[Collected data]
== == ==
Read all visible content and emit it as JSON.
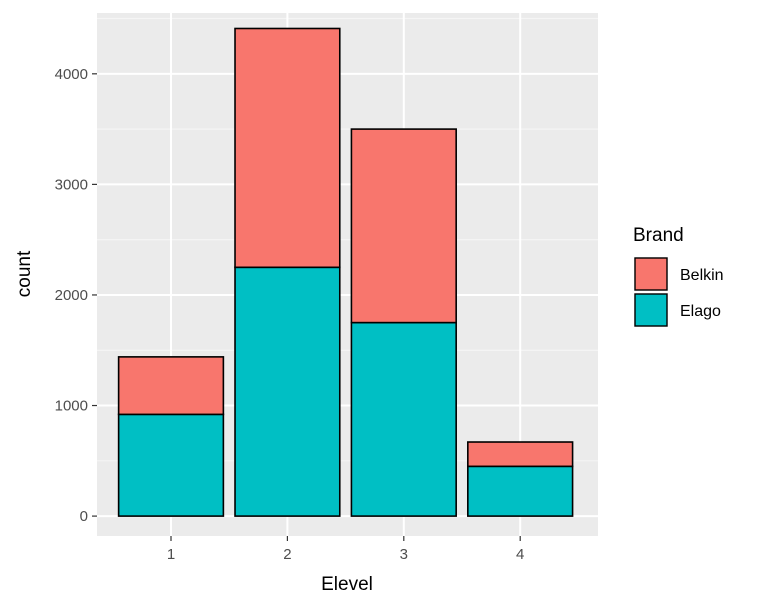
{
  "chart_data": {
    "type": "bar",
    "stacked": true,
    "xlabel": "Elevel",
    "ylabel": "count",
    "categories": [
      "1",
      "2",
      "3",
      "4"
    ],
    "ylim": [
      -180,
      4550
    ],
    "yticks": [
      0,
      1000,
      2000,
      3000,
      4000
    ],
    "grid": true,
    "legend": {
      "title": "Brand",
      "placement": "right"
    },
    "series": [
      {
        "name": "Elago",
        "color": "#00BFC4",
        "values": [
          920,
          2250,
          1750,
          450
        ]
      },
      {
        "name": "Belkin",
        "color": "#F8766D",
        "values": [
          520,
          2160,
          1750,
          220
        ]
      }
    ],
    "legend_order": [
      "Belkin",
      "Elago"
    ],
    "colors": {
      "panel": "#EBEBEB",
      "grid_major": "#FFFFFF",
      "grid_minor": "#F5F5F5",
      "bar_outline": "#000000"
    }
  }
}
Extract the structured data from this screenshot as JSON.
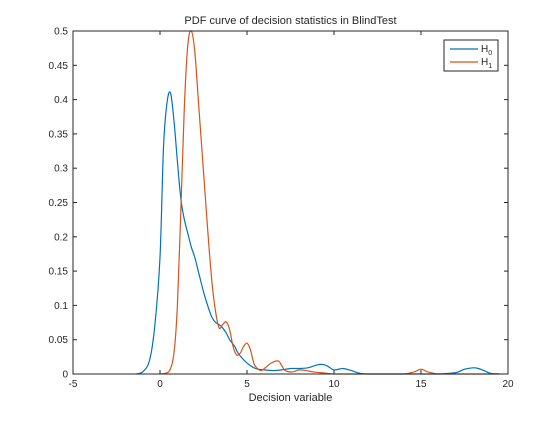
{
  "chart_data": {
    "type": "line",
    "title": "PDF curve of decision statistics in BlindTest",
    "xlabel": "Decision variable",
    "ylabel": "",
    "xlim": [
      -5,
      20
    ],
    "ylim": [
      0,
      0.5
    ],
    "xticks": [
      "-5",
      "0",
      "5",
      "10",
      "15",
      "20"
    ],
    "yticks": [
      "0",
      "0.05",
      "0.1",
      "0.15",
      "0.2",
      "0.25",
      "0.3",
      "0.35",
      "0.4",
      "0.45",
      "0.5"
    ],
    "grid": false,
    "legend_position": "top-right",
    "series": [
      {
        "name": "H0",
        "legend_main": "H",
        "legend_sub": "0",
        "color": "#0072BD",
        "x": [
          -1.4,
          -1.0,
          -0.6,
          -0.3,
          0.0,
          0.2,
          0.4,
          0.6,
          0.8,
          1.0,
          1.2,
          1.4,
          1.6,
          1.8,
          2.0,
          2.2,
          2.5,
          2.8,
          3.0,
          3.2,
          3.5,
          3.8,
          4.0,
          4.3,
          4.5,
          5.0,
          5.5,
          6.0,
          6.5,
          7.0,
          7.5,
          8.0,
          8.5,
          9.0,
          9.3,
          9.6,
          10.0,
          10.5,
          11.0,
          11.5,
          12.0,
          13.0,
          14.0,
          15.0,
          16.0,
          17.0,
          17.5,
          18.0,
          18.3,
          18.7,
          19.0,
          19.5
        ],
        "y": [
          0.0,
          0.003,
          0.02,
          0.07,
          0.17,
          0.33,
          0.395,
          0.41,
          0.37,
          0.31,
          0.255,
          0.225,
          0.205,
          0.185,
          0.17,
          0.15,
          0.12,
          0.095,
          0.082,
          0.075,
          0.07,
          0.06,
          0.05,
          0.04,
          0.03,
          0.016,
          0.008,
          0.006,
          0.005,
          0.006,
          0.008,
          0.008,
          0.009,
          0.013,
          0.014,
          0.012,
          0.006,
          0.008,
          0.005,
          0.001,
          0.0,
          0.0,
          0.0,
          0.0,
          0.0,
          0.002,
          0.007,
          0.009,
          0.008,
          0.004,
          0.001,
          0.0
        ]
      },
      {
        "name": "H1",
        "legend_main": "H",
        "legend_sub": "1",
        "color": "#D95319",
        "x": [
          0.0,
          0.5,
          0.8,
          1.0,
          1.2,
          1.4,
          1.6,
          1.8,
          2.0,
          2.2,
          2.4,
          2.6,
          2.8,
          3.0,
          3.2,
          3.4,
          3.6,
          3.8,
          4.0,
          4.2,
          4.4,
          4.6,
          4.8,
          5.0,
          5.2,
          5.4,
          5.6,
          5.8,
          6.0,
          6.4,
          6.8,
          7.0,
          7.2,
          7.6,
          8.0,
          8.4,
          8.8,
          9.2,
          9.6,
          10.0,
          11.0,
          12.0,
          13.0,
          14.0,
          14.6,
          15.0,
          15.4,
          16.0,
          17.0,
          18.0,
          19.0,
          19.5
        ],
        "y": [
          0.0,
          0.003,
          0.03,
          0.1,
          0.24,
          0.39,
          0.48,
          0.5,
          0.47,
          0.4,
          0.33,
          0.26,
          0.19,
          0.13,
          0.09,
          0.067,
          0.072,
          0.076,
          0.065,
          0.04,
          0.028,
          0.03,
          0.04,
          0.045,
          0.035,
          0.015,
          0.008,
          0.005,
          0.008,
          0.016,
          0.019,
          0.012,
          0.005,
          0.003,
          0.006,
          0.005,
          0.003,
          0.002,
          0.001,
          0.0,
          0.0,
          0.0,
          0.0,
          0.0,
          0.003,
          0.007,
          0.003,
          0.0,
          0.0,
          0.0,
          0.0,
          0.0
        ]
      }
    ]
  }
}
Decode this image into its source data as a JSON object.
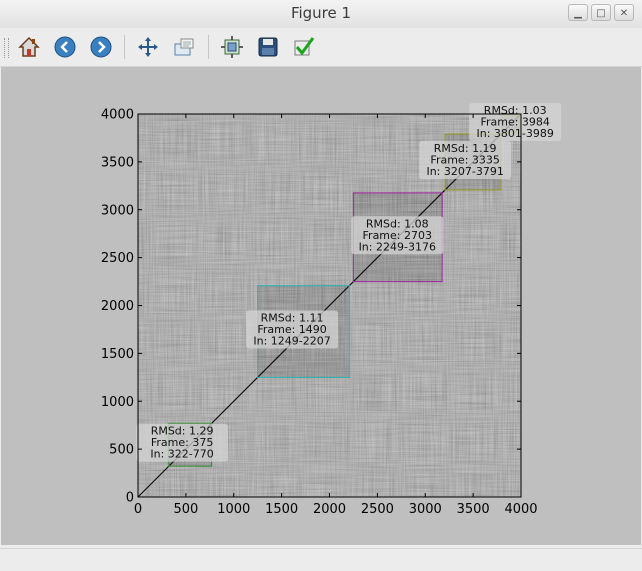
{
  "window": {
    "title": "Figure 1",
    "controls": [
      "▁",
      "□",
      "✕"
    ]
  },
  "toolbar": {
    "buttons": [
      {
        "name": "home-button",
        "icon": "home-icon"
      },
      {
        "name": "back-button",
        "icon": "back-arrow-icon"
      },
      {
        "name": "forward-button",
        "icon": "forward-arrow-icon"
      },
      {
        "name": "pan-button",
        "icon": "pan-move-icon"
      },
      {
        "name": "zoom-button",
        "icon": "zoom-rect-icon"
      },
      {
        "name": "subplots-button",
        "icon": "subplots-icon"
      },
      {
        "name": "save-button",
        "icon": "save-floppy-icon"
      },
      {
        "name": "edit-axis-button",
        "icon": "checkmark-icon"
      }
    ]
  },
  "chart_data": {
    "type": "heatmap",
    "xlim": [
      0,
      4000
    ],
    "ylim": [
      0,
      4000
    ],
    "x_ticks": [
      0,
      500,
      1000,
      1500,
      2000,
      2500,
      3000,
      3500,
      4000
    ],
    "y_ticks": [
      0,
      500,
      1000,
      1500,
      2000,
      2500,
      3000,
      3500,
      4000
    ],
    "clusters": [
      {
        "label": [
          "RMSd: 1.29",
          "Frame: 375",
          "In: 322-770"
        ],
        "range": [
          322,
          770
        ],
        "frame": 375,
        "color": "#2f8f2f"
      },
      {
        "label": [
          "RMSd: 1.11",
          "Frame: 1490",
          "In: 1249-2207"
        ],
        "range": [
          1249,
          2207
        ],
        "frame": 1490,
        "color": "#28b4b4"
      },
      {
        "label": [
          "RMSd: 1.08",
          "Frame: 2703",
          "In: 2249-3176"
        ],
        "range": [
          2249,
          3176
        ],
        "frame": 2703,
        "color": "#a020a0"
      },
      {
        "label": [
          "RMSd: 1.19",
          "Frame: 3335",
          "In: 3207-3791"
        ],
        "range": [
          3207,
          3791
        ],
        "frame": 3335,
        "color": "#9a9a20"
      },
      {
        "label": [
          "RMSd: 1.03",
          "Frame: 3984",
          "In: 3801-3989"
        ],
        "range": [
          3801,
          3989
        ],
        "frame": 3984,
        "color": "#9a9a20"
      }
    ]
  }
}
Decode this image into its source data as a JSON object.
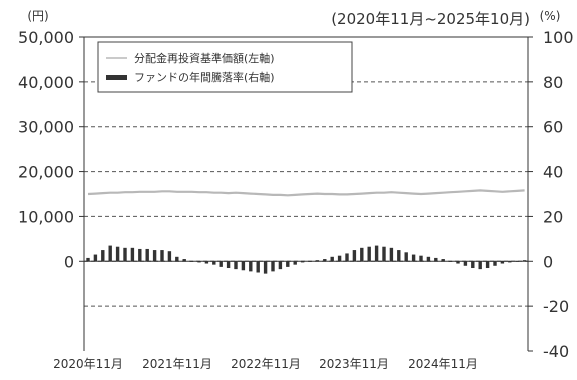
{
  "chart_data": {
    "type": "bar",
    "period": "(2020年11月~2025年10月)",
    "left_axis": {
      "unit": "(円)",
      "ticks": [
        "50,000",
        "40,000",
        "30,000",
        "20,000",
        "10,000",
        "0"
      ],
      "range": [
        -20000,
        50000
      ]
    },
    "right_axis": {
      "unit": "(%)",
      "ticks": [
        "100",
        "80",
        "60",
        "40",
        "20",
        "0",
        "-20",
        "-40"
      ],
      "range": [
        -40,
        100
      ]
    },
    "x_ticks": [
      "2020年11月",
      "2021年11月",
      "2022年11月",
      "2023年11月",
      "2024年11月"
    ],
    "grid": "dashed at right-axis ticks",
    "legend": {
      "position": "top-left",
      "entries": [
        "分配金再投資基準価額(左軸)",
        "ファンドの年間騰落率(右軸)"
      ]
    },
    "series": [
      {
        "axis": "left",
        "kind": "line",
        "values": [
          15000,
          15100,
          15200,
          15300,
          15300,
          15400,
          15400,
          15500,
          15500,
          15500,
          15600,
          15600,
          15500,
          15500,
          15500,
          15400,
          15400,
          15300,
          15300,
          15200,
          15300,
          15200,
          15100,
          15000,
          14900,
          14800,
          14800,
          14700,
          14800,
          14900,
          15000,
          15100,
          15000,
          15000,
          14900,
          14900,
          15000,
          15100,
          15200,
          15300,
          15300,
          15400,
          15300,
          15200,
          15100,
          15000,
          15100,
          15200,
          15300,
          15400,
          15500,
          15600,
          15700,
          15800,
          15700,
          15600,
          15500,
          15600,
          15700,
          15800
        ]
      },
      {
        "axis": "right",
        "kind": "bar",
        "values": [
          1.5,
          3,
          5,
          7,
          6.5,
          6,
          6,
          5.5,
          5.5,
          5,
          5,
          4.5,
          2,
          1,
          0,
          -0.5,
          -1,
          -1.5,
          -2.5,
          -3,
          -3.5,
          -4,
          -4.5,
          -5,
          -5.5,
          -4.5,
          -3.5,
          -2.5,
          -1.5,
          -0.5,
          0,
          0.5,
          1,
          2,
          2.5,
          3.5,
          5,
          6,
          6.5,
          7,
          6.5,
          6,
          5,
          4,
          3,
          2.5,
          2,
          1.5,
          1,
          0,
          -1,
          -2,
          -3,
          -3.5,
          -3,
          -2,
          -1,
          -0.5,
          0,
          0.5
        ]
      }
    ]
  }
}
== == ==
» EXERCISE PROMPT:
Search the entries for the word "zoom" and pick out every line that holds it.

» OUTPUT FOR THIS EXERCISE:
        "name": "zoom-button",
        "icon": "zoom-rect-icon"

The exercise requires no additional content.